— EXERCISE OBJECTIVE —
Copy exactly the run of lines that begins at the line with "Type out the text in this image." and ends at the final line of the entries.
Begin
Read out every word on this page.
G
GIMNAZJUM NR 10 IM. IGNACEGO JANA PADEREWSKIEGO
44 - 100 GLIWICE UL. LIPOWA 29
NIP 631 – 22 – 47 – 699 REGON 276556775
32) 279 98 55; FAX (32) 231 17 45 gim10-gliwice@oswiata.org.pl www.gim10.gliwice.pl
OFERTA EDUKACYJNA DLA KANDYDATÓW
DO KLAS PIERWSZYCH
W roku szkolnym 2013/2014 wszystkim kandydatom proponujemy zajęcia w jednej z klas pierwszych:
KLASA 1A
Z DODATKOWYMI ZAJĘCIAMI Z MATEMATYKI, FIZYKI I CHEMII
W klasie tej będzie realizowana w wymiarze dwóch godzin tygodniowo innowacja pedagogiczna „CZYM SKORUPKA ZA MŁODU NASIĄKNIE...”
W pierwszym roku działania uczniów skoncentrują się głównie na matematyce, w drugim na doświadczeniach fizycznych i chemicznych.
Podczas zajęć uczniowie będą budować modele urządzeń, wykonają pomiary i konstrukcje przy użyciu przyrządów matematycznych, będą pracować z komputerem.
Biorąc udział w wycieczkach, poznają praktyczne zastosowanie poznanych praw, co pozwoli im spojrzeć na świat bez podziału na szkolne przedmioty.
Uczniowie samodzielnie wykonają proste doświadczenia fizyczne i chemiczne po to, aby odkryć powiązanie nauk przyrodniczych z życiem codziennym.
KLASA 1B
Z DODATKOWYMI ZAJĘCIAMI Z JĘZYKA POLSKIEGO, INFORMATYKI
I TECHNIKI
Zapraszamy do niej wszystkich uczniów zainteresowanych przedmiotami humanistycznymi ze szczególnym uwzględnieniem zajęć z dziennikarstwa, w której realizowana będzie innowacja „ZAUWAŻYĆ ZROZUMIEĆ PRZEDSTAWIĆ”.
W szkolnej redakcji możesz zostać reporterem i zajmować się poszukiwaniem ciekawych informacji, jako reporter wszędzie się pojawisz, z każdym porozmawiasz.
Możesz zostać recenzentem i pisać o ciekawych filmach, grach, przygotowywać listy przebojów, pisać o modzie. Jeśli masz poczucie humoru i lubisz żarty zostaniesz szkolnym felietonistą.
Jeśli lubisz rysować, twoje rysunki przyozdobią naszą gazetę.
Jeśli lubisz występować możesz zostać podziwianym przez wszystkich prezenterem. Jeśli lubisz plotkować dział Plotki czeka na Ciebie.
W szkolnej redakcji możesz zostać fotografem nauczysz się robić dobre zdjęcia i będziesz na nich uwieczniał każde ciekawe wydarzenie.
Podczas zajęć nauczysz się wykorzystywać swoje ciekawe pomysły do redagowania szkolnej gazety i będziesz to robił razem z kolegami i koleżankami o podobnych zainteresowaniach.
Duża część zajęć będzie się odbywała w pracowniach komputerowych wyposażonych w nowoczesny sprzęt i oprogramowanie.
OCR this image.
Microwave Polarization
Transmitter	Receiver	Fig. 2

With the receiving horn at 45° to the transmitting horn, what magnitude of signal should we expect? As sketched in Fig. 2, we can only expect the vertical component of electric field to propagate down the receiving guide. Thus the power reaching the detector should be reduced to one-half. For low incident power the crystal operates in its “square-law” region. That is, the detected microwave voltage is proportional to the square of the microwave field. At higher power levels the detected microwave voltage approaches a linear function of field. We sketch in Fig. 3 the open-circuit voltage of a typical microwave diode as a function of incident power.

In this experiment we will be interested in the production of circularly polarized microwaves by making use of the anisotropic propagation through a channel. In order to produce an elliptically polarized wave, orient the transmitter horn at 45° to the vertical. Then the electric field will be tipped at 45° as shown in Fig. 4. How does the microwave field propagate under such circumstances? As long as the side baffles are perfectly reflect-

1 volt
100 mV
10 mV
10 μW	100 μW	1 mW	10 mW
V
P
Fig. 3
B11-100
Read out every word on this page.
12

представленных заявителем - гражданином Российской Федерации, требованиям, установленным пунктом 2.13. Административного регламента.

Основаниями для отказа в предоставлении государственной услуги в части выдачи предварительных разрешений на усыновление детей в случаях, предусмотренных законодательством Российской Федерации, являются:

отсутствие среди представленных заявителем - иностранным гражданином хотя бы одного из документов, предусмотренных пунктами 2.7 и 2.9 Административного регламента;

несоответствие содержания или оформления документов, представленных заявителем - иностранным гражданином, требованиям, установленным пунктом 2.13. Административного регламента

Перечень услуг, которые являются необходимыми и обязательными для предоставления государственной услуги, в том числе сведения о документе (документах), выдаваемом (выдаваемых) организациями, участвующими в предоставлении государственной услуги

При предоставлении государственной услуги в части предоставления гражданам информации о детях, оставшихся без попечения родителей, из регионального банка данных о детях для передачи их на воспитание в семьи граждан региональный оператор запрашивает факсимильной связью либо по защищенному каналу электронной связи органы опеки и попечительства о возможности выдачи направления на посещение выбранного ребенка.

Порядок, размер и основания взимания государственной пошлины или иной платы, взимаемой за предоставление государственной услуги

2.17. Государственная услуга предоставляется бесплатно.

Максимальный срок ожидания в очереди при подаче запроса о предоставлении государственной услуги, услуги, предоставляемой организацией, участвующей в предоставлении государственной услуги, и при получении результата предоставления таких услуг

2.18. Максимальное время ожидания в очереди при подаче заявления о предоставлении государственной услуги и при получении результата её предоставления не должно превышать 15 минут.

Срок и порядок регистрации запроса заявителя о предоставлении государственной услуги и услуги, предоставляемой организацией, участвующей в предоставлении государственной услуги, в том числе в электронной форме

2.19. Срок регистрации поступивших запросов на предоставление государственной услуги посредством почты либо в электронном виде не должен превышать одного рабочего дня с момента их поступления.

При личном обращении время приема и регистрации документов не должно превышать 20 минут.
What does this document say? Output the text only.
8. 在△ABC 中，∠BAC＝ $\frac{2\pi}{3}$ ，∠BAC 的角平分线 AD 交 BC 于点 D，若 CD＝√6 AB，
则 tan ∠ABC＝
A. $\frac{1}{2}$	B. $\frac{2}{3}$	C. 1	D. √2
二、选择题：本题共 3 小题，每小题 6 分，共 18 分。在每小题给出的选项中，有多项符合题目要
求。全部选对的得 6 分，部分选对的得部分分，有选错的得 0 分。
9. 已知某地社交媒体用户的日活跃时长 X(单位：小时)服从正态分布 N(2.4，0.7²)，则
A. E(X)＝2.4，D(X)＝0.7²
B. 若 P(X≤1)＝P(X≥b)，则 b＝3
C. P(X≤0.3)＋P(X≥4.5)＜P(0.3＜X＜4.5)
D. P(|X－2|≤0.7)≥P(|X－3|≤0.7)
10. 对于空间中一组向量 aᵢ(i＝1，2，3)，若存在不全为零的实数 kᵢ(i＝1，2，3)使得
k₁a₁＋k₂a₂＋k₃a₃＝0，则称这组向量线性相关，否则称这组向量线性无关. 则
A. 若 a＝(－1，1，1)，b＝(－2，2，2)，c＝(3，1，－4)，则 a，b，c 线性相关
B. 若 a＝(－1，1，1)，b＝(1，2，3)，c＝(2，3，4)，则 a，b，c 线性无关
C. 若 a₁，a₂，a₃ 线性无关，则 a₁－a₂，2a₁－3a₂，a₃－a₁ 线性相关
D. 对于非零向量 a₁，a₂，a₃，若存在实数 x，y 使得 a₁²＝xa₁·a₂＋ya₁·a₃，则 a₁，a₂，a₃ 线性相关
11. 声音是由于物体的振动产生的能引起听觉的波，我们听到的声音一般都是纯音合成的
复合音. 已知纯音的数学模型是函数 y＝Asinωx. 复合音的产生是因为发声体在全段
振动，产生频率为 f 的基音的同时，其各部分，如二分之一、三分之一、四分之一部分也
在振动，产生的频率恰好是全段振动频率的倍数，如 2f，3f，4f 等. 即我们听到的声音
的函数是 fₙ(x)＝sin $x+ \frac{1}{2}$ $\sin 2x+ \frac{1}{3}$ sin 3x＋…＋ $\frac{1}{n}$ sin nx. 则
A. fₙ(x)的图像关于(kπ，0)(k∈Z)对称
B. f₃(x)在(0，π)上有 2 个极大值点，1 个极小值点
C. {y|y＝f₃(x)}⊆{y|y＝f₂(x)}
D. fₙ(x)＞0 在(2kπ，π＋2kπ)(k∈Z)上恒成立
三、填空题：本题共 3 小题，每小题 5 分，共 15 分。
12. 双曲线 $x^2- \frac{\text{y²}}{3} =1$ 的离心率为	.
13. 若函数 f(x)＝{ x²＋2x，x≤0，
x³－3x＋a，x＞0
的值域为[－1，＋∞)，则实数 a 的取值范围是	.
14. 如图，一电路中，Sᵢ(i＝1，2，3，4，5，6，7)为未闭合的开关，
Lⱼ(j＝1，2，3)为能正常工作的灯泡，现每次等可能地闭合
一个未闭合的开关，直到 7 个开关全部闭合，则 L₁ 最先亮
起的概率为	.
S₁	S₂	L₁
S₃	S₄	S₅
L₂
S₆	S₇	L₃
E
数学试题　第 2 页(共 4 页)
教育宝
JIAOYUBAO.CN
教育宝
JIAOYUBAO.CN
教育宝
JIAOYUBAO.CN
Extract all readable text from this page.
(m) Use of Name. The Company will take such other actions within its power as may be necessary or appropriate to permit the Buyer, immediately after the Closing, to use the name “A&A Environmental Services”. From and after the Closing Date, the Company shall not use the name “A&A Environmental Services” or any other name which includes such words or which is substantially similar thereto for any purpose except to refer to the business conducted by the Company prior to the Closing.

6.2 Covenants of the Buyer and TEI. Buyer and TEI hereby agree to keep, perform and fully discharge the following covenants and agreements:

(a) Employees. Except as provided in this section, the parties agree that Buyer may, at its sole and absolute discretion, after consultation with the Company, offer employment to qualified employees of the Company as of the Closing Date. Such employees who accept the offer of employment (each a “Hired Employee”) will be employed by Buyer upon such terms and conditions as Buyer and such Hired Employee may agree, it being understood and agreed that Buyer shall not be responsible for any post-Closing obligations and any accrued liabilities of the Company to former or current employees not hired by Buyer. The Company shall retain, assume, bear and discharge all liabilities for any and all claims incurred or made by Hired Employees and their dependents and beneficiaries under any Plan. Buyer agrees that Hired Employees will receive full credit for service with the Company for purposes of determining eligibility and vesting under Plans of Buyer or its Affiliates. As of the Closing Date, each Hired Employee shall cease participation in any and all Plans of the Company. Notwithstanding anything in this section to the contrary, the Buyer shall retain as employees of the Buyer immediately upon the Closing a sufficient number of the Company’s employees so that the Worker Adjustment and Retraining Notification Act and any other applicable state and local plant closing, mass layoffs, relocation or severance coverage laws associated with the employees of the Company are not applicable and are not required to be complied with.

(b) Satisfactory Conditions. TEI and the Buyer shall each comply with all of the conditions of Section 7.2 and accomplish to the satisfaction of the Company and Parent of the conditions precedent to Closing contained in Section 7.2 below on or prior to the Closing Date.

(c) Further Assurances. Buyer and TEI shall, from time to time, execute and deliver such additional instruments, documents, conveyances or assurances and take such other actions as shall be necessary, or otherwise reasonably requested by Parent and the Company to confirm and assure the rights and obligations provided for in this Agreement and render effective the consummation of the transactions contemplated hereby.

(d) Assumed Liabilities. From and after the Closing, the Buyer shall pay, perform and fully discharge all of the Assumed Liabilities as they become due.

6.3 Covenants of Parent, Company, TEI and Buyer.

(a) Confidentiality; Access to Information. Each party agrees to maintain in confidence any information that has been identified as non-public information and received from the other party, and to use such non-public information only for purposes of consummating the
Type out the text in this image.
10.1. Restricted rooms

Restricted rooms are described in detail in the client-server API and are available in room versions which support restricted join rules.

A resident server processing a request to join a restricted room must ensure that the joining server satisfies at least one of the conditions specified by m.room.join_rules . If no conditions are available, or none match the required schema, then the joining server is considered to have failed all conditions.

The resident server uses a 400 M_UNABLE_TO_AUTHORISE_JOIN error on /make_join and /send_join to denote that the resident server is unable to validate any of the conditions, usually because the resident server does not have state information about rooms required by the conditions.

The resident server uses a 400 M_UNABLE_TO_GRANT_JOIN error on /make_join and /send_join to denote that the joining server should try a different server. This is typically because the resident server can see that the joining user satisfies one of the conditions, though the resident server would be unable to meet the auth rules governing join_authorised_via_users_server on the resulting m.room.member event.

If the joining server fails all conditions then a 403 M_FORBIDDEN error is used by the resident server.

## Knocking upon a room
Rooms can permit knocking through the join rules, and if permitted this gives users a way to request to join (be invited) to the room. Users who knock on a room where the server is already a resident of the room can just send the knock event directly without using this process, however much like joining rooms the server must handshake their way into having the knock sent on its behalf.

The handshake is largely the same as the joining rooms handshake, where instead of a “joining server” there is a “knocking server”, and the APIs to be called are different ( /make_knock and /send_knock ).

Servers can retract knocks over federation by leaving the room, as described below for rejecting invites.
End
— THE OUTPUT —
Type out the text in this image.
10.1. Restricted rooms

Restricted rooms are described in detail in the client-server API and are available in room versions which support restricted join rules.

A resident server processing a request to join a restricted room must ensure that the joining server satisfies at least one of the conditions specified by m.room.join_rules . If no conditions are available, or none match the required schema, then the joining server is considered to have failed all conditions.

The resident server uses a 400 M_UNABLE_TO_AUTHORISE_JOIN error on /make_join and /send_join to denote that the resident server is unable to validate any of the conditions, usually because the resident server does not have state information about rooms required by the conditions.

The resident server uses a 400 M_UNABLE_TO_GRANT_JOIN error on /make_join and /send_join to denote that the joining server should try a different server. This is typically because the resident server can see that the joining user satisfies one of the conditions, though the resident server would be unable to meet the auth rules governing join_authorised_via_users_server on the resulting m.room.member event.

If the joining server fails all conditions then a 403 M_FORBIDDEN error is used by the resident server.

## Knocking upon a room
Rooms can permit knocking through the join rules, and if permitted this gives users a way to request to join (be invited) to the room. Users who knock on a room where the server is already a resident of the room can just send the knock event directly without using this process, however much like joining rooms the server must handshake their way into having the knock sent on its behalf.

The handshake is largely the same as the joining rooms handshake, where instead of a “joining server” there is a “knocking server”, and the APIs to be called are different ( /make_knock and /send_knock ).

Servers can retract knocks over federation by leaving the room, as described below for rejecting invites.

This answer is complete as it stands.